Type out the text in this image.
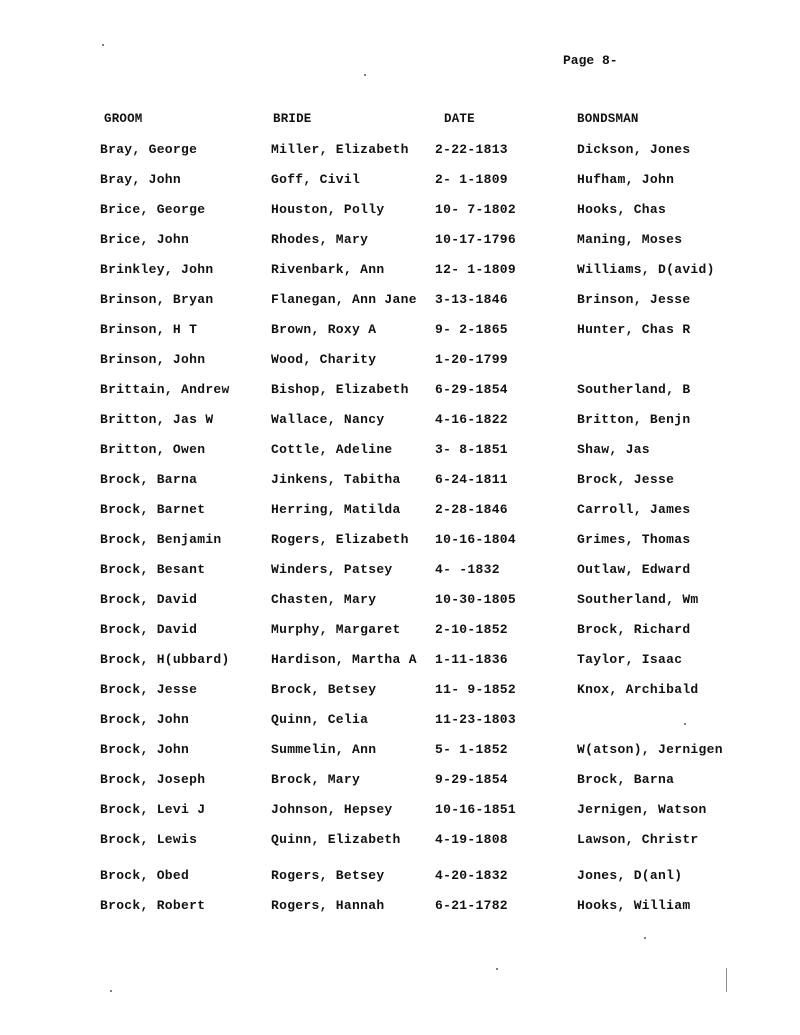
Page 8-
GROOM	BRIDE	DATE	BONDSMAN
Bray, George	Miller, Elizabeth 2-22-1813	Dickson, Jones
Bray, John	Goff, Civil	2- 1-1809	Hufham, John
Brice, George	Houston, Polly	10- 7-1802	Hooks, Chas
Brice, John	Rhodes, Mary	10-17-1796	Maning, Moses
Brinkley, John	Rivenbark, Ann	12- 1-1809	Williams, D(avid)
Brinson, Bryan	Flanegan, Ann Jane 3-13-1846	Brinson, Jesse
Brinson, H T	Brown, Roxy A	9- 2-1865	Hunter, Chas R
Brinson, John	Wood, Charity	1-20-1799
Brittain, Andrew	Bishop, Elizabeth 6-29-1854	Southerland, B
Britton, Jas W	Wallace, Nancy	4-16-1822	Britton, Benjn
Britton, Owen	Cottle, Adeline	3- 8-1851	Shaw, Jas
Brock, Barna	Jinkens, Tabitha	6-24-1811	Brock, Jesse
Brock, Barnet	Herring, Matilda	2-28-1846	Carroll, James
Brock, Benjamin	Rogers, Elizabeth 10-16-1804	Grimes, Thomas
Brock, Besant	Winders, Patsey	4- -1832	Outlaw, Edward
Brock, David	Chasten, Mary	10-30-1805	Southerland, Wm
Brock, David	Murphy, Margaret	2-10-1852	Brock, Richard
Brock, H(ubbard)	Hardison, Martha A 1-11-1836	Taylor, Isaac
Brock, Jesse	Brock, Betsey	11- 9-1852	Knox, Archibald
Brock, John	Quinn, Celia	11-23-1803
Brock, John	Summelin, Ann	5- 1-1852	W(atson), Jernigen
Brock, Joseph	Brock, Mary	9-29-1854	Brock, Barna
Brock, Levi J	Johnson, Hepsey	10-16-1851	Jernigen, Watson
Brock, Lewis	Quinn, Elizabeth	4-19-1808	Lawson, Christr
Brock, Obed	Rogers, Betsey	4-20-1832	Jones, D(anl)
Brock, Robert	Rogers, Hannah	6-21-1782	Hooks, William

______

Stated goal: Nothing but the pictures may be dropped; output the records above exactly.

Response for this exercise:
Type out the text in this image.
Page 8-
GROOM	BRIDE	DATE	BONDSMAN
Bray, George	Miller, Elizabeth 2-22-1813	Dickson, Jones
Bray, John	Goff, Civil	2- 1-1809	Hufham, John
Brice, George	Houston, Polly	10- 7-1802	Hooks, Chas
Brice, John	Rhodes, Mary	10-17-1796	Maning, Moses
Brinkley, John	Rivenbark, Ann	12- 1-1809	Williams, D(avid)
Brinson, Bryan	Flanegan, Ann Jane 3-13-1846	Brinson, Jesse
Brinson, H T	Brown, Roxy A	9- 2-1865	Hunter, Chas R
Brinson, John	Wood, Charity	1-20-1799
Brittain, Andrew	Bishop, Elizabeth 6-29-1854	Southerland, B
Britton, Jas W	Wallace, Nancy	4-16-1822	Britton, Benjn
Britton, Owen	Cottle, Adeline	3- 8-1851	Shaw, Jas
Brock, Barna	Jinkens, Tabitha	6-24-1811	Brock, Jesse
Brock, Barnet	Herring, Matilda	2-28-1846	Carroll, James
Brock, Benjamin	Rogers, Elizabeth 10-16-1804	Grimes, Thomas
Brock, Besant	Winders, Patsey	4- -1832	Outlaw, Edward
Brock, David	Chasten, Mary	10-30-1805	Southerland, Wm
Brock, David	Murphy, Margaret	2-10-1852	Brock, Richard
Brock, H(ubbard)	Hardison, Martha A 1-11-1836	Taylor, Isaac
Brock, Jesse	Brock, Betsey	11- 9-1852	Knox, Archibald
Brock, John	Quinn, Celia	11-23-1803
Brock, John	Summelin, Ann	5- 1-1852	W(atson), Jernigen
Brock, Joseph	Brock, Mary	9-29-1854	Brock, Barna
Brock, Levi J	Johnson, Hepsey	10-16-1851	Jernigen, Watson
Brock, Lewis	Quinn, Elizabeth	4-19-1808	Lawson, Christr
Brock, Obed	Rogers, Betsey	4-20-1832	Jones, D(anl)
Brock, Robert	Rogers, Hannah	6-21-1782	Hooks, William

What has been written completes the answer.